**GIVEN EXERCISE**
Extract the complete listing and repeat it word for word.

** Start SUPPLIED DATA **

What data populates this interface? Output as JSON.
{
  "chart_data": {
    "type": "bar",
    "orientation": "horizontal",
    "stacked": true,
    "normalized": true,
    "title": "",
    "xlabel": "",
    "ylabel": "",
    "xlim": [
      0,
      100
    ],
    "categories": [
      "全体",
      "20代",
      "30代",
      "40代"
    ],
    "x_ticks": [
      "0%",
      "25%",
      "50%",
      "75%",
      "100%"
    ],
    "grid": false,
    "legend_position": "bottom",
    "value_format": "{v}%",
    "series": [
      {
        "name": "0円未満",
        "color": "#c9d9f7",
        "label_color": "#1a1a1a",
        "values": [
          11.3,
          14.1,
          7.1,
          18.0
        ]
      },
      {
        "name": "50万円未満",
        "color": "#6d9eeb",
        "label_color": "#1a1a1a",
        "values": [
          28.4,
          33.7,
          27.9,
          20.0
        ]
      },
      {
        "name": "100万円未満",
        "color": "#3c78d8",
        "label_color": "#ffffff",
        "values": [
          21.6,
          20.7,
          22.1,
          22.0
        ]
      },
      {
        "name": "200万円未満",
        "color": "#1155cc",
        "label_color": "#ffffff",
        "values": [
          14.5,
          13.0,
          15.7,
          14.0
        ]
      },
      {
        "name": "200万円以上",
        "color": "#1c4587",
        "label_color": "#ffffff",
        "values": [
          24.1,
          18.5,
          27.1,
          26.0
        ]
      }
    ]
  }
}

** End SUPPLIED DATA **

**CORRECT OUTPUT**
What data populates this interface? Output as JSON.
{
  "chart_data": {
    "type": "bar",
    "orientation": "horizontal",
    "stacked": true,
    "normalized": true,
    "title": "",
    "xlabel": "",
    "ylabel": "",
    "xlim": [
      0,
      100
    ],
    "categories": [
      "全体",
      "20代",
      "30代",
      "40代"
    ],
    "x_ticks": [
      "0%",
      "25%",
      "50%",
      "75%",
      "100%"
    ],
    "grid": false,
    "legend_position": "bottom",
    "value_format": "{v}%",
    "series": [
      {
        "name": "0円未満",
        "color": "#c9d9f7",
        "label_color": "#1a1a1a",
        "values": [
          11.3,
          14.1,
          7.1,
          18.0
        ]
      },
      {
        "name": "50万円未満",
        "color": "#6d9eeb",
        "label_color": "#1a1a1a",
        "values": [
          28.4,
          33.7,
          27.9,
          20.0
        ]
      },
      {
        "name": "100万円未満",
        "color": "#3c78d8",
        "label_color": "#ffffff",
        "values": [
          21.6,
          20.7,
          22.1,
          22.0
        ]
      },
      {
        "name": "200万円未満",
        "color": "#1155cc",
        "label_color": "#ffffff",
        "values": [
          14.5,
          13.0,
          15.7,
          14.0
        ]
      },
      {
        "name": "200万円以上",
        "color": "#1c4587",
        "label_color": "#ffffff",
        "values": [
          24.1,
          18.5,
          27.1,
          26.0
        ]
      }
    ]
  }
}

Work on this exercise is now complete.